## WHAT THE TASK REQUIRES
Copy out all the records exactly.

## PROVIDED INFORMATION
______________________________

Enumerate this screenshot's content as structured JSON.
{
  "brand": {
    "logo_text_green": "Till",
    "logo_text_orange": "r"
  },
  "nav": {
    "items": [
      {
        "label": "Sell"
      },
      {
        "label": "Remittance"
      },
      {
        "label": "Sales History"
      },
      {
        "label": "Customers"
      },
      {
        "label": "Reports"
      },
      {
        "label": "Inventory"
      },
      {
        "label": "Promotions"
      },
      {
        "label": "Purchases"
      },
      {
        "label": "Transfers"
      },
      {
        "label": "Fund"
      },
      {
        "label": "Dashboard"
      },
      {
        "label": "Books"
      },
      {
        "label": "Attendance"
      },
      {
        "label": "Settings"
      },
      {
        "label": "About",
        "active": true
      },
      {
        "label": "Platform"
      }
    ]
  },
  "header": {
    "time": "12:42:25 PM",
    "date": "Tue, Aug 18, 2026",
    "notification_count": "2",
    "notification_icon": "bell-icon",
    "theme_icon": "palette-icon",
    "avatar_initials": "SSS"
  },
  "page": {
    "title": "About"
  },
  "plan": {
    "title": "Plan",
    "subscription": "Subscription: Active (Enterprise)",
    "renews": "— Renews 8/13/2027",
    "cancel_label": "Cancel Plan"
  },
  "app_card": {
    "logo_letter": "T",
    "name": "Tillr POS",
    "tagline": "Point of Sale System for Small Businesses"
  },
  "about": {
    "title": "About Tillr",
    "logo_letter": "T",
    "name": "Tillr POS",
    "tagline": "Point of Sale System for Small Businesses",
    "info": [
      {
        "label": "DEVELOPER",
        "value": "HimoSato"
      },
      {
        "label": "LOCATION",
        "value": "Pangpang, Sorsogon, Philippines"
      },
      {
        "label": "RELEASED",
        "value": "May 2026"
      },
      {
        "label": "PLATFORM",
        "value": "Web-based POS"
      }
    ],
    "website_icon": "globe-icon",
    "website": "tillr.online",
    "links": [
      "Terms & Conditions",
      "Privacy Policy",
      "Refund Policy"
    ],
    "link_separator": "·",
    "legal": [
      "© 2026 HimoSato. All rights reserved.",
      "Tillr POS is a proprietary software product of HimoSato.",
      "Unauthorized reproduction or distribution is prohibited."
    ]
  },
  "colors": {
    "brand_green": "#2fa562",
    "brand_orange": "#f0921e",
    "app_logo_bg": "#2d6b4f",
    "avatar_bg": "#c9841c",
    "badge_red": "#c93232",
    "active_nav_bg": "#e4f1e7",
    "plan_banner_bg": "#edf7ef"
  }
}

______________________________

## THE ANSWER
Enumerate this screenshot's content as structured JSON.
{
  "brand": {
    "logo_text_green": "Till",
    "logo_text_orange": "r"
  },
  "nav": {
    "items": [
      {
        "label": "Sell"
      },
      {
        "label": "Remittance"
      },
      {
        "label": "Sales History"
      },
      {
        "label": "Customers"
      },
      {
        "label": "Reports"
      },
      {
        "label": "Inventory"
      },
      {
        "label": "Promotions"
      },
      {
        "label": "Purchases"
      },
      {
        "label": "Transfers"
      },
      {
        "label": "Fund"
      },
      {
        "label": "Dashboard"
      },
      {
        "label": "Books"
      },
      {
        "label": "Attendance"
      },
      {
        "label": "Settings"
      },
      {
        "label": "About",
        "active": true
      },
      {
        "label": "Platform"
      }
    ]
  },
  "header": {
    "time": "12:42:25 PM",
    "date": "Tue, Aug 18, 2026",
    "notification_count": "2",
    "notification_icon": "bell-icon",
    "theme_icon": "palette-icon",
    "avatar_initials": "SSS"
  },
  "page": {
    "title": "About"
  },
  "plan": {
    "title": "Plan",
    "subscription": "Subscription: Active (Enterprise)",
    "renews": "— Renews 8/13/2027",
    "cancel_label": "Cancel Plan"
  },
  "app_card": {
    "logo_letter": "T",
    "name": "Tillr POS",
    "tagline": "Point of Sale System for Small Businesses"
  },
  "about": {
    "title": "About Tillr",
    "logo_letter": "T",
    "name": "Tillr POS",
    "tagline": "Point of Sale System for Small Businesses",
    "info": [
      {
        "label": "DEVELOPER",
        "value": "HimoSato"
      },
      {
        "label": "LOCATION",
        "value": "Pangpang, Sorsogon, Philippines"
      },
      {
        "label": "RELEASED",
        "value": "May 2026"
      },
      {
        "label": "PLATFORM",
        "value": "Web-based POS"
      }
    ],
    "website_icon": "globe-icon",
    "website": "tillr.online",
    "links": [
      "Terms & Conditions",
      "Privacy Policy",
      "Refund Policy"
    ],
    "link_separator": "·",
    "legal": [
      "© 2026 HimoSato. All rights reserved.",
      "Tillr POS is a proprietary software product of HimoSato.",
      "Unauthorized reproduction or distribution is prohibited."
    ]
  },
  "colors": {
    "brand_green": "#2fa562",
    "brand_orange": "#f0921e",
    "app_logo_bg": "#2d6b4f",
    "avatar_bg": "#c9841c",
    "badge_red": "#c93232",
    "active_nav_bg": "#e4f1e7",
    "plan_banner_bg": "#edf7ef"
  }
}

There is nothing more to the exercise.